═════ RECORDS SHOWN
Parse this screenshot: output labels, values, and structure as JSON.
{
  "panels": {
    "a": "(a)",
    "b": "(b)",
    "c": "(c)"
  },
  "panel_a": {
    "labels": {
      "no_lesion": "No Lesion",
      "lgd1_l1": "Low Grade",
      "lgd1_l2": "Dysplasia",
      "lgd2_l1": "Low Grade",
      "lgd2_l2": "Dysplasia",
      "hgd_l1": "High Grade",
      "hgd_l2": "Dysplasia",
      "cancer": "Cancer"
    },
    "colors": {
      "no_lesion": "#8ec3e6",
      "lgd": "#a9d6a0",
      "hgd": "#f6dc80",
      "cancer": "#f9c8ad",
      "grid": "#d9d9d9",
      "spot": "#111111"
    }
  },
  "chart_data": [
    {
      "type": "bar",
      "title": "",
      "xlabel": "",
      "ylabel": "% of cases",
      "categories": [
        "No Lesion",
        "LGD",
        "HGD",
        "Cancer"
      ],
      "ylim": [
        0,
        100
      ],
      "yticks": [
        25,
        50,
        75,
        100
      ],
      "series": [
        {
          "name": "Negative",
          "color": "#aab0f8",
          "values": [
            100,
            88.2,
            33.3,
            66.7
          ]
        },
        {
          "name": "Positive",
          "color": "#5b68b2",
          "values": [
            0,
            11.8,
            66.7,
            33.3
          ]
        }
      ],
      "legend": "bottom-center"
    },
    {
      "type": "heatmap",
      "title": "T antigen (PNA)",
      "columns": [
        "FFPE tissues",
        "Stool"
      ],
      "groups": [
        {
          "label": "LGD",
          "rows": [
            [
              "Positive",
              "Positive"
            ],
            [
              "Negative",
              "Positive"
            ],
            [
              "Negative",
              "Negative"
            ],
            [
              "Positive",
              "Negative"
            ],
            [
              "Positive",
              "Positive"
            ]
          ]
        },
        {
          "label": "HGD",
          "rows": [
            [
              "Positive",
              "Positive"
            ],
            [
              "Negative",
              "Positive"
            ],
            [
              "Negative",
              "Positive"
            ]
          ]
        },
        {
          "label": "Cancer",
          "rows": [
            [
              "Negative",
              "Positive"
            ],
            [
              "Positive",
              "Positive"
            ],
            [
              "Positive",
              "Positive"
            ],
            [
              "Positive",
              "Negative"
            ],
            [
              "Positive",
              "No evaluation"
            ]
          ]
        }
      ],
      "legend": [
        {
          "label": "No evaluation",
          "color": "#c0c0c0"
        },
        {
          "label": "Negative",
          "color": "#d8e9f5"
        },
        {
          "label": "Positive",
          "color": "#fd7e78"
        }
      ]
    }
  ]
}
══════════
EXERCISE:
Above are some records; extract every one of them exactly.

THE OUTPUT:
Parse this screenshot: output labels, values, and structure as JSON.
{
  "panels": {
    "a": "(a)",
    "b": "(b)",
    "c": "(c)"
  },
  "panel_a": {
    "labels": {
      "no_lesion": "No Lesion",
      "lgd1_l1": "Low Grade",
      "lgd1_l2": "Dysplasia",
      "lgd2_l1": "Low Grade",
      "lgd2_l2": "Dysplasia",
      "hgd_l1": "High Grade",
      "hgd_l2": "Dysplasia",
      "cancer": "Cancer"
    },
    "colors": {
      "no_lesion": "#8ec3e6",
      "lgd": "#a9d6a0",
      "hgd": "#f6dc80",
      "cancer": "#f9c8ad",
      "grid": "#d9d9d9",
      "spot": "#111111"
    }
  },
  "chart_data": [
    {
      "type": "bar",
      "title": "",
      "xlabel": "",
      "ylabel": "% of cases",
      "categories": [
        "No Lesion",
        "LGD",
        "HGD",
        "Cancer"
      ],
      "ylim": [
        0,
        100
      ],
      "yticks": [
        25,
        50,
        75,
        100
      ],
      "series": [
        {
          "name": "Negative",
          "color": "#aab0f8",
          "values": [
            100,
            88.2,
            33.3,
            66.7
          ]
        },
        {
          "name": "Positive",
          "color": "#5b68b2",
          "values": [
            0,
            11.8,
            66.7,
            33.3
          ]
        }
      ],
      "legend": "bottom-center"
    },
    {
      "type": "heatmap",
      "title": "T antigen (PNA)",
      "columns": [
        "FFPE tissues",
        "Stool"
      ],
      "groups": [
        {
          "label": "LGD",
          "rows": [
            [
              "Positive",
              "Positive"
            ],
            [
              "Negative",
              "Positive"
            ],
            [
              "Negative",
              "Negative"
            ],
            [
              "Positive",
              "Negative"
            ],
            [
              "Positive",
              "Positive"
            ]
          ]
        },
        {
          "label": "HGD",
          "rows": [
            [
              "Positive",
              "Positive"
            ],
            [
              "Negative",
              "Positive"
            ],
            [
              "Negative",
              "Positive"
            ]
          ]
        },
        {
          "label": "Cancer",
          "rows": [
            [
              "Negative",
              "Positive"
            ],
            [
              "Positive",
              "Positive"
            ],
            [
              "Positive",
              "Positive"
            ],
            [
              "Positive",
              "Negative"
            ],
            [
              "Positive",
              "No evaluation"
            ]
          ]
        }
      ],
      "legend": [
        {
          "label": "No evaluation",
          "color": "#c0c0c0"
        },
        {
          "label": "Negative",
          "color": "#d8e9f5"
        },
        {
          "label": "Positive",
          "color": "#fd7e78"
        }
      ]
    }
  ]
}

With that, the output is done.